==== MATERIAL TO PROCESS

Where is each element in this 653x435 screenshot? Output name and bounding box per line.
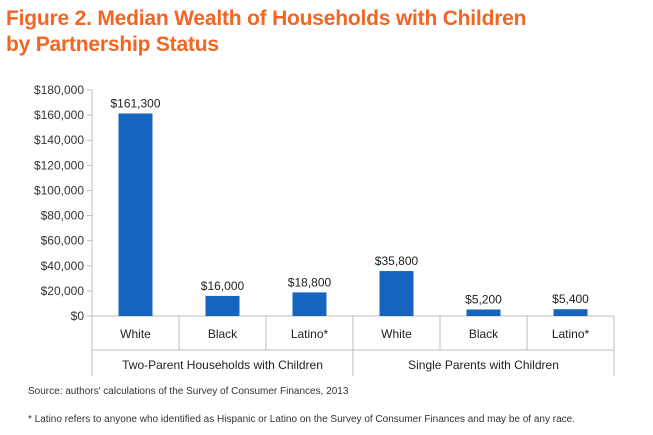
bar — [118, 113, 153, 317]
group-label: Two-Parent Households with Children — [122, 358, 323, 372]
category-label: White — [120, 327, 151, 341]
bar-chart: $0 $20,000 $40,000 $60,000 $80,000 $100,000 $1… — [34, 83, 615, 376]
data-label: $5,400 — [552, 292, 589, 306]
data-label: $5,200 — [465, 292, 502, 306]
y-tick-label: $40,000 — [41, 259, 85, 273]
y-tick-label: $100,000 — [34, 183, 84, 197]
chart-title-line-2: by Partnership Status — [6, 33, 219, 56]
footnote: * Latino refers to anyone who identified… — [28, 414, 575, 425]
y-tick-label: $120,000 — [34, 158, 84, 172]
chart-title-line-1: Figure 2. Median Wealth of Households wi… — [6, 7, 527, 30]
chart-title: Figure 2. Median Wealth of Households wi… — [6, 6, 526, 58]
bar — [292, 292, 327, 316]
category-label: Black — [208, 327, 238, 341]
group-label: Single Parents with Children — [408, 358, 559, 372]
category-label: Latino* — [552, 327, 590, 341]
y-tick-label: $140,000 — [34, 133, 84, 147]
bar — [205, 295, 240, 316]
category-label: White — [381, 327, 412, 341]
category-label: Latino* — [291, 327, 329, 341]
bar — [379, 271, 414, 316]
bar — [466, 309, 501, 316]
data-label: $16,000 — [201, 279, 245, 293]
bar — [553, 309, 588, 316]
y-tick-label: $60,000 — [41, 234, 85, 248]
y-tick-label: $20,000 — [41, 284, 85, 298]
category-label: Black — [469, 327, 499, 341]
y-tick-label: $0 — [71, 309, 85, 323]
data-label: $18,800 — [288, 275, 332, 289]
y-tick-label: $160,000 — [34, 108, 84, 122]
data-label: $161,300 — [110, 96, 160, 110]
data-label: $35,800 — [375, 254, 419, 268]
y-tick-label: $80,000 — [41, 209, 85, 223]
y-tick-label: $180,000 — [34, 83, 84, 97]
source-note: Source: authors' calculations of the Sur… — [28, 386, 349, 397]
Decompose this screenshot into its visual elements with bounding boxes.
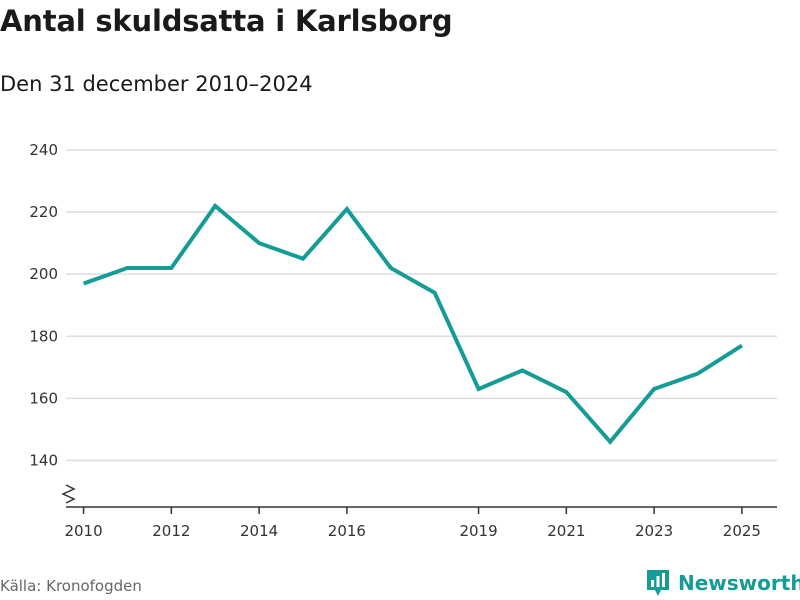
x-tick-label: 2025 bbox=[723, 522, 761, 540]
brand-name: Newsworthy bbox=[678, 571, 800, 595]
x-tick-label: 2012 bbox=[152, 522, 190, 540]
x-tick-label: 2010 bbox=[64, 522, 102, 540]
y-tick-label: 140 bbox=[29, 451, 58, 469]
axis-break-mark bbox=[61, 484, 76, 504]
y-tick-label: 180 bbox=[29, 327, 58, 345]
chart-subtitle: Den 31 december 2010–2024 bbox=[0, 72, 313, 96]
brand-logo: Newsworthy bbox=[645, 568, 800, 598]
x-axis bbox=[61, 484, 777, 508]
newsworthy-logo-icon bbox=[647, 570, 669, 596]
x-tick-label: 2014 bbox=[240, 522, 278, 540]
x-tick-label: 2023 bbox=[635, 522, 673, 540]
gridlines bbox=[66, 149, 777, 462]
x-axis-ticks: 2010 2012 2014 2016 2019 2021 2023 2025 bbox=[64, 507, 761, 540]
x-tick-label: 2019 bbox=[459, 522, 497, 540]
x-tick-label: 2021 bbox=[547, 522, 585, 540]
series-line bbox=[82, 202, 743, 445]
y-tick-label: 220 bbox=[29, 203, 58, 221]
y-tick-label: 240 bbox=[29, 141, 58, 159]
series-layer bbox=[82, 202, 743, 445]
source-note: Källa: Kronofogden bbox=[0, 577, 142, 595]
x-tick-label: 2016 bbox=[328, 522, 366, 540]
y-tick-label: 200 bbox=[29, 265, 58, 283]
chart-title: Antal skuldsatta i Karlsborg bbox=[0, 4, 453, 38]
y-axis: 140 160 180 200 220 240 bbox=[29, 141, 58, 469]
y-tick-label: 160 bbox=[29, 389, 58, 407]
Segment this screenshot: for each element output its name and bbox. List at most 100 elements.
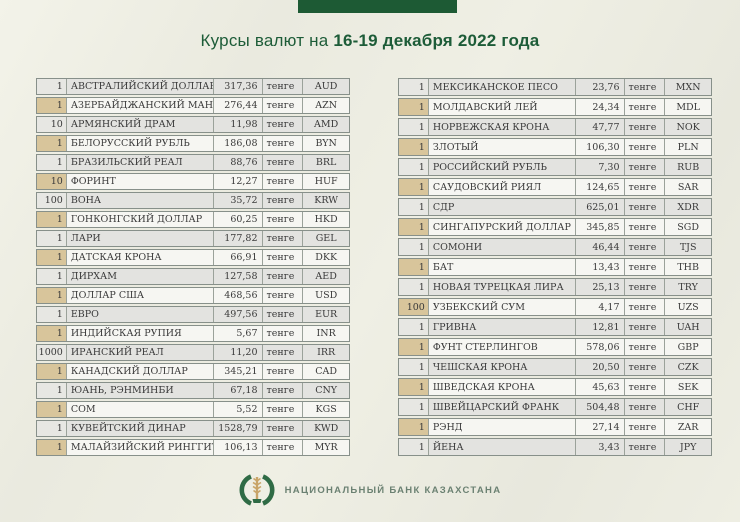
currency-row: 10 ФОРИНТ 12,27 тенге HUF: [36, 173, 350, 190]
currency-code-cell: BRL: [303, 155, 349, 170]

========

#### [GIVEN INSTRUCTION]
Rewrite all the entries with every "screenshot" changed to "image" and everything else left as is. Omit the pictures.

#### [EXERCISE RESPONSE]
Where is each element in this 653x435 image? Output name and bounding box per line.
bar — [118, 113, 153, 317]
group-label: Two-Parent Households with Children — [122, 358, 323, 372]
category-label: White — [120, 327, 151, 341]
bar-chart: $0 $20,000 $40,000 $60,000 $80,000 $100,000 $1… — [34, 83, 615, 376]
data-label: $5,400 — [552, 292, 589, 306]
data-label: $5,200 — [465, 292, 502, 306]
y-tick-label: $40,000 — [41, 259, 85, 273]
y-tick-label: $100,000 — [34, 183, 84, 197]
chart-title-line-2: by Partnership Status — [6, 33, 219, 56]
footnote: * Latino refers to anyone who identified… — [28, 414, 575, 425]
y-tick-label: $120,000 — [34, 158, 84, 172]
chart-title-line-1: Figure 2. Median Wealth of Households wi… — [6, 7, 527, 30]
chart-title: Figure 2. Median Wealth of Households wi… — [6, 6, 526, 58]
bar — [292, 292, 327, 316]
category-label: Black — [208, 327, 238, 341]
group-label: Single Parents with Children — [408, 358, 559, 372]
category-label: Latino* — [552, 327, 590, 341]
y-tick-label: $140,000 — [34, 133, 84, 147]
bar — [205, 295, 240, 316]
category-label: White — [381, 327, 412, 341]
category-label: Latino* — [291, 327, 329, 341]
bar — [379, 271, 414, 316]
bar — [466, 309, 501, 316]
data-label: $16,000 — [201, 279, 245, 293]
bar — [553, 309, 588, 316]
y-tick-label: $60,000 — [41, 234, 85, 248]
y-tick-label: $20,000 — [41, 284, 85, 298]
category-label: Black — [469, 327, 499, 341]
y-tick-label: $0 — [71, 309, 85, 323]
data-label: $18,800 — [288, 275, 332, 289]
y-tick-label: $160,000 — [34, 108, 84, 122]
data-label: $161,300 — [110, 96, 160, 110]
data-label: $35,800 — [375, 254, 419, 268]
y-tick-label: $80,000 — [41, 209, 85, 223]
y-tick-label: $180,000 — [34, 83, 84, 97]
source-note: Source: authors' calculations of the Sur… — [28, 386, 349, 397]
Decompose this image into its visual elements with bounding boxes.
x-tick-label: 2025 bbox=[723, 522, 761, 540]
brand-name: Newsworthy bbox=[678, 571, 800, 595]
x-tick-label: 2012 bbox=[152, 522, 190, 540]
x-tick-label: 2010 bbox=[64, 522, 102, 540]
y-tick-label: 140 bbox=[29, 451, 58, 469]
axis-break-mark bbox=[61, 484, 76, 504]
y-tick-label: 180 bbox=[29, 327, 58, 345]
chart-subtitle: Den 31 december 2010–2024 bbox=[0, 72, 313, 96]
brand-logo: Newsworthy bbox=[645, 568, 800, 598]
x-axis bbox=[61, 484, 777, 508]
newsworthy-logo-icon bbox=[647, 570, 669, 596]
x-tick-label: 2014 bbox=[240, 522, 278, 540]
x-tick-label: 2023 bbox=[635, 522, 673, 540]
gridlines bbox=[66, 149, 777, 462]
x-axis-ticks: 2010 2012 2014 2016 2019 2021 2023 2025 bbox=[64, 507, 761, 540]
x-tick-label: 2019 bbox=[459, 522, 497, 540]
x-tick-label: 2021 bbox=[547, 522, 585, 540]
series-line bbox=[82, 202, 743, 445]
y-tick-label: 220 bbox=[29, 203, 58, 221]
y-tick-label: 240 bbox=[29, 141, 58, 159]
series-layer bbox=[82, 202, 743, 445]
source-note: Källa: Kronofogden bbox=[0, 577, 142, 595]
x-tick-label: 2016 bbox=[328, 522, 366, 540]
y-tick-label: 200 bbox=[29, 265, 58, 283]
chart-title: Antal skuldsatta i Karlsborg bbox=[0, 4, 453, 38]
y-axis: 140 160 180 200 220 240 bbox=[29, 141, 58, 469]
y-tick-label: 160 bbox=[29, 389, 58, 407]
Segment this image: for each element output its name and bbox. List at most 100 elements.
currency-row: 10 ФОРИНТ 12,27 тенге HUF: [36, 173, 350, 190]
currency-code-cell: BRL: [303, 155, 349, 170]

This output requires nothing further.